- _DOCUMENT PASSAGE_
■ ■ ■ ■ ■ ■ ■
Strictly speaking I know we should have Kensal Road part 3 this week but I’m a little bit under the weather after Christmas and these pictures recently fell into my lap courtesy of my volunteer, BC, who is going through our collection of former planning photos with a fine tooth comb, looking for visual truffles.
They come from a pair of photo albums, undated and unattached to any records. But it was only a bit of minor detective work to spot the sign for the 28th Kensington Antiques Fair and work out that the year was 1979.
I didn’t even have to go to my transport correspondent to work out the date from the buses. There is Barker’s, still Barker’s at this point, and the Derry and Toms Building.
Although by this time Derry and Toms was no more.
Biba to, had been and gone, and BHS occupied the eastern part of the building. You can see the foliage at the top of the building indicating the presence of the Roof Gardens which had also survived.
In 1979 we were looking forward into an era of conspicuous consumption and people in London being comfortable about money and the display of spending it. Looking backward, you had the disturbances of punk rock and the new wave and before them the glam era of Biba and Roxy Music. A good year to have some pictures of the Roof Gardens in its new-ish incarnation as a venue for dining and dancing.
Arrive in your nice big car.
The staff are waiting for you.
And the relatively innocuous lift.
To take you to a more sumptuous entrance.
■ ■ ■ ■ ■ ■ ■
- _AIM A_
Rewrite every line of the records with "title-line" swapped for "heading-line", leaving everything else unchanged and omitting the pictures.
The records that follow have nothing to do with the text above.
■ ■ ■ ■ ■ ■ ■
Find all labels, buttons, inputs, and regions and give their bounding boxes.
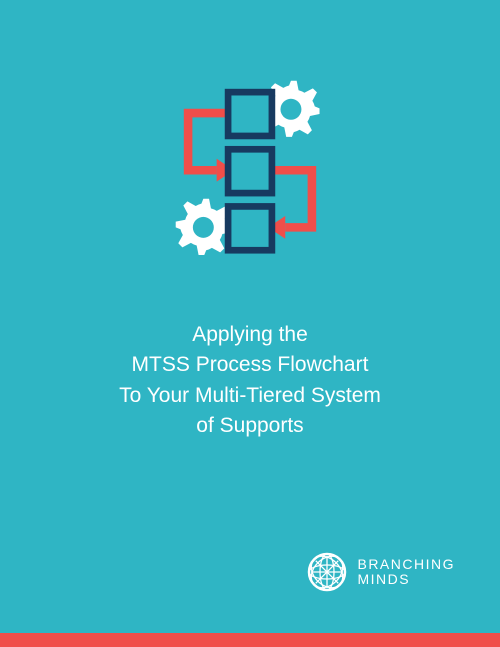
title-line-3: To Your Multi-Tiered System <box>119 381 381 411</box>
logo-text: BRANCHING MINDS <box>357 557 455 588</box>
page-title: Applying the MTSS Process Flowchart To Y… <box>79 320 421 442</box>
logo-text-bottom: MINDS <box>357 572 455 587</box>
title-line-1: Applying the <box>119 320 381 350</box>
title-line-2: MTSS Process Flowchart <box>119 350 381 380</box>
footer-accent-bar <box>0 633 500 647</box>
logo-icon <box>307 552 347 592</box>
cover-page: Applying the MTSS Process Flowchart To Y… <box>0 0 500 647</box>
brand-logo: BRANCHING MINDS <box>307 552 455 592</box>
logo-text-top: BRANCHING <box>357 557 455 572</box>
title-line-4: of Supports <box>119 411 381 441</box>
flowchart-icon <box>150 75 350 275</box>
■ ■ ■ ■ ■ ■ ■
- _AIM B_
According to the post about the 1979 Roof Gardens photos, what occupied the eastern part of the Derry and Toms Building?

- _CORRECT RESPONSE A_
Find all labels, buttons, inputs, and regions and give their bounding boxes.
heading-line-3: To Your Multi-Tiered System <box>119 381 381 411</box>
logo-text: BRANCHING MINDS <box>357 557 455 588</box>
page-title: Applying the MTSS Process Flowchart To Y… <box>79 320 421 442</box>
logo-text-bottom: MINDS <box>357 572 455 587</box>
heading-line-1: Applying the <box>119 320 381 350</box>
heading-line-2: MTSS Process Flowchart <box>119 350 381 380</box>
footer-accent-bar <box>0 633 500 647</box>
logo-icon <box>307 552 347 592</box>
cover-page: Applying the MTSS Process Flowchart To Y… <box>0 0 500 647</box>
brand-logo: BRANCHING MINDS <box>307 552 455 592</box>
logo-text-top: BRANCHING <box>357 557 455 572</box>
heading-line-4: of Supports <box>119 411 381 441</box>
flowchart-icon <box>150 75 350 275</box>

- _CORRECT RESPONSE B_
BHS occupied the eastern part of the building.